Exercise materials:
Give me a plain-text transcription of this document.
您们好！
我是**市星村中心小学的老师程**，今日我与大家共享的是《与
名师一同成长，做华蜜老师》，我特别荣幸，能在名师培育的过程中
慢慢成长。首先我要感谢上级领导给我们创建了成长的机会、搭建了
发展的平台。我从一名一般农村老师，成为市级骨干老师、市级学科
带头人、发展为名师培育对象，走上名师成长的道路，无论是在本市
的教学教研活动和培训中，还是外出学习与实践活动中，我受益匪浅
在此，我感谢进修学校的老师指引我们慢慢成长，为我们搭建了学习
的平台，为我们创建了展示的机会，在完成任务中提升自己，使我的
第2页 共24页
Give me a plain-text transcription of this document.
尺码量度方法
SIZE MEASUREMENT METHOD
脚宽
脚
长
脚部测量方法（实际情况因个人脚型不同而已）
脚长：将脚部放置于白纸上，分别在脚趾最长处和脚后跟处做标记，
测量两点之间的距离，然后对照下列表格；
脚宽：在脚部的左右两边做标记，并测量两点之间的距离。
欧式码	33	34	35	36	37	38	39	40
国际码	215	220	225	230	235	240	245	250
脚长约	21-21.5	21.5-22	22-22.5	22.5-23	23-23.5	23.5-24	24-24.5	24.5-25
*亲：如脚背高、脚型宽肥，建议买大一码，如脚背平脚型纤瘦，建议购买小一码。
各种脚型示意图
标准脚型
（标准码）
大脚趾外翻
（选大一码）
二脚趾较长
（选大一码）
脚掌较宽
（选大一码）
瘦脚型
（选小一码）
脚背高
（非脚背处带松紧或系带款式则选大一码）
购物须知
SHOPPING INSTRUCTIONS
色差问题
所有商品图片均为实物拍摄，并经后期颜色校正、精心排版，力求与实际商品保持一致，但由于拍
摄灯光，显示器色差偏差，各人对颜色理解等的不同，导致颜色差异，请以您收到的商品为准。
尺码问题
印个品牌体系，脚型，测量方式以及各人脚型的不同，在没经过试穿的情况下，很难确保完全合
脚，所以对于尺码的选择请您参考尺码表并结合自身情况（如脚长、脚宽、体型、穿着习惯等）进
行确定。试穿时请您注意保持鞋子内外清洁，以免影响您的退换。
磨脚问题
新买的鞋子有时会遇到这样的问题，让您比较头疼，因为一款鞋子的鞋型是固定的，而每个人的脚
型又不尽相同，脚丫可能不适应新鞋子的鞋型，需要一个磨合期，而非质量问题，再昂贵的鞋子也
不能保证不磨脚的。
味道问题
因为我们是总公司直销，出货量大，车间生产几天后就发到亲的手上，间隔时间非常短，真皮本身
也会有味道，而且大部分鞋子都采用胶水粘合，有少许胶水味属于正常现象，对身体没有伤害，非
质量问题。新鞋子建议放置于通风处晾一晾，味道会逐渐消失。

Exercise task:
Go through the data and return every record exactly.

Finished task:
Give me a plain-text transcription of this document.
您们好！
我是**市星村中心小学的老师程**，今日我与大家共享的是《与
名师一同成长，做华蜜老师》，我特别荣幸，能在名师培育的过程中
慢慢成长。首先我要感谢上级领导给我们创建了成长的机会、搭建了
发展的平台。我从一名一般农村老师，成为市级骨干老师、市级学科
带头人、发展为名师培育对象，走上名师成长的道路，无论是在本市
的教学教研活动和培训中，还是外出学习与实践活动中，我受益匪浅
在此，我感谢进修学校的老师指引我们慢慢成长，为我们搭建了学习
的平台，为我们创建了展示的机会，在完成任务中提升自己，使我的
第2页 共24页
Give me a plain-text transcription of this document.
尺码量度方法
SIZE MEASUREMENT METHOD
脚宽
脚
长
脚部测量方法（实际情况因个人脚型不同而已）
脚长：将脚部放置于白纸上，分别在脚趾最长处和脚后跟处做标记，
测量两点之间的距离，然后对照下列表格；
脚宽：在脚部的左右两边做标记，并测量两点之间的距离。
欧式码	33	34	35	36	37	38	39	40
国际码	215	220	225	230	235	240	245	250
脚长约	21-21.5	21.5-22	22-22.5	22.5-23	23-23.5	23.5-24	24-24.5	24.5-25
*亲：如脚背高、脚型宽肥，建议买大一码，如脚背平脚型纤瘦，建议购买小一码。
各种脚型示意图
标准脚型
（标准码）
大脚趾外翻
（选大一码）
二脚趾较长
（选大一码）
脚掌较宽
（选大一码）
瘦脚型
（选小一码）
脚背高
（非脚背处带松紧或系带款式则选大一码）
购物须知
SHOPPING INSTRUCTIONS
色差问题
所有商品图片均为实物拍摄，并经后期颜色校正、精心排版，力求与实际商品保持一致，但由于拍
摄灯光，显示器色差偏差，各人对颜色理解等的不同，导致颜色差异，请以您收到的商品为准。
尺码问题
印个品牌体系，脚型，测量方式以及各人脚型的不同，在没经过试穿的情况下，很难确保完全合
脚，所以对于尺码的选择请您参考尺码表并结合自身情况（如脚长、脚宽、体型、穿着习惯等）进
行确定。试穿时请您注意保持鞋子内外清洁，以免影响您的退换。
磨脚问题
新买的鞋子有时会遇到这样的问题，让您比较头疼，因为一款鞋子的鞋型是固定的，而每个人的脚
型又不尽相同，脚丫可能不适应新鞋子的鞋型，需要一个磨合期，而非质量问题，再昂贵的鞋子也
不能保证不磨脚的。
味道问题
因为我们是总公司直销，出货量大，车间生产几天后就发到亲的手上，间隔时间非常短，真皮本身
也会有味道，而且大部分鞋子都采用胶水粘合，有少许胶水味属于正常现象，对身体没有伤害，非
质量问题。新鞋子建议放置于通风处晾一晾，味道会逐渐消失。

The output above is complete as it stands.